**PROBLEM TO WORK ON:**
Copy every line of the data exactly, leaving nothing out.

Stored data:
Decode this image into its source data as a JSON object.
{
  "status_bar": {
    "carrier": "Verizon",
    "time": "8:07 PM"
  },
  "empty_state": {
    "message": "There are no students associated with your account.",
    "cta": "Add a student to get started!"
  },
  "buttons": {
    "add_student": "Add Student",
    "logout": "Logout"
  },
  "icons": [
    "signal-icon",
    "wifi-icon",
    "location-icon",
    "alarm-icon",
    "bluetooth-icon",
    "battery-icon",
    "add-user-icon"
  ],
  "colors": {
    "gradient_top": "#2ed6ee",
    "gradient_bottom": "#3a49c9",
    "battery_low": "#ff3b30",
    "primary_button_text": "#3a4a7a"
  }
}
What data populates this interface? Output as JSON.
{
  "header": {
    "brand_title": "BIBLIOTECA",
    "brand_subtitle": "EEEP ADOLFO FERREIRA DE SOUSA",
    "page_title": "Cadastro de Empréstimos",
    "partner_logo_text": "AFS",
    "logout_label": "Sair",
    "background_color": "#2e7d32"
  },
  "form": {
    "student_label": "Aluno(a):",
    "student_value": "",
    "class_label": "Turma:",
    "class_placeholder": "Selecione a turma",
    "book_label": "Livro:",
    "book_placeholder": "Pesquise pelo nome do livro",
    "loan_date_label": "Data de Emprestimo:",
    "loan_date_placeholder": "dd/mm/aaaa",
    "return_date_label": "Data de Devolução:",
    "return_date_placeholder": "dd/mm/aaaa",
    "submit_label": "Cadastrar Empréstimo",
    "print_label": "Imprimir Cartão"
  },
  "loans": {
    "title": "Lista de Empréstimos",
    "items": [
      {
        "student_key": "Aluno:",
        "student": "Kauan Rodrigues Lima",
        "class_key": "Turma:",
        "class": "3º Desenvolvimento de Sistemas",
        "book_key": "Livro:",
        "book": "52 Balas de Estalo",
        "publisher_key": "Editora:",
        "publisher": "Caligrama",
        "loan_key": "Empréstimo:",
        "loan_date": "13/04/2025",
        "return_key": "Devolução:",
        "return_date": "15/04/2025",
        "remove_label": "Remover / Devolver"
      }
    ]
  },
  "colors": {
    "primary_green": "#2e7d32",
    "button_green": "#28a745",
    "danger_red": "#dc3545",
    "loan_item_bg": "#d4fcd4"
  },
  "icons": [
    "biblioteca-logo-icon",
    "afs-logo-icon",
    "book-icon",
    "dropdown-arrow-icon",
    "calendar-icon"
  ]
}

**OUTPUT FOR THIS TASK:**
Decode this image into its source data as a JSON object.
{
  "status_bar": {
    "carrier": "Verizon",
    "time": "8:07 PM"
  },
  "empty_state": {
    "message": "There are no students associated with your account.",
    "cta": "Add a student to get started!"
  },
  "buttons": {
    "add_student": "Add Student",
    "logout": "Logout"
  },
  "icons": [
    "signal-icon",
    "wifi-icon",
    "location-icon",
    "alarm-icon",
    "bluetooth-icon",
    "battery-icon",
    "add-user-icon"
  ],
  "colors": {
    "gradient_top": "#2ed6ee",
    "gradient_bottom": "#3a49c9",
    "battery_low": "#ff3b30",
    "primary_button_text": "#3a4a7a"
  }
}
What data populates this interface? Output as JSON.
{
  "header": {
    "brand_title": "BIBLIOTECA",
    "brand_subtitle": "EEEP ADOLFO FERREIRA DE SOUSA",
    "page_title": "Cadastro de Empréstimos",
    "partner_logo_text": "AFS",
    "logout_label": "Sair",
    "background_color": "#2e7d32"
  },
  "form": {
    "student_label": "Aluno(a):",
    "student_value": "",
    "class_label": "Turma:",
    "class_placeholder": "Selecione a turma",
    "book_label": "Livro:",
    "book_placeholder": "Pesquise pelo nome do livro",
    "loan_date_label": "Data de Emprestimo:",
    "loan_date_placeholder": "dd/mm/aaaa",
    "return_date_label": "Data de Devolução:",
    "return_date_placeholder": "dd/mm/aaaa",
    "submit_label": "Cadastrar Empréstimo",
    "print_label": "Imprimir Cartão"
  },
  "loans": {
    "title": "Lista de Empréstimos",
    "items": [
      {
        "student_key": "Aluno:",
        "student": "Kauan Rodrigues Lima",
        "class_key": "Turma:",
        "class": "3º Desenvolvimento de Sistemas",
        "book_key": "Livro:",
        "book": "52 Balas de Estalo",
        "publisher_key": "Editora:",
        "publisher": "Caligrama",
        "loan_key": "Empréstimo:",
        "loan_date": "13/04/2025",
        "return_key": "Devolução:",
        "return_date": "15/04/2025",
        "remove_label": "Remover / Devolver"
      }
    ]
  },
  "colors": {
    "primary_green": "#2e7d32",
    "button_green": "#28a745",
    "danger_red": "#dc3545",
    "loan_item_bg": "#d4fcd4"
  },
  "icons": [
    "biblioteca-logo-icon",
    "afs-logo-icon",
    "book-icon",
    "dropdown-arrow-icon",
    "calendar-icon"
  ]
}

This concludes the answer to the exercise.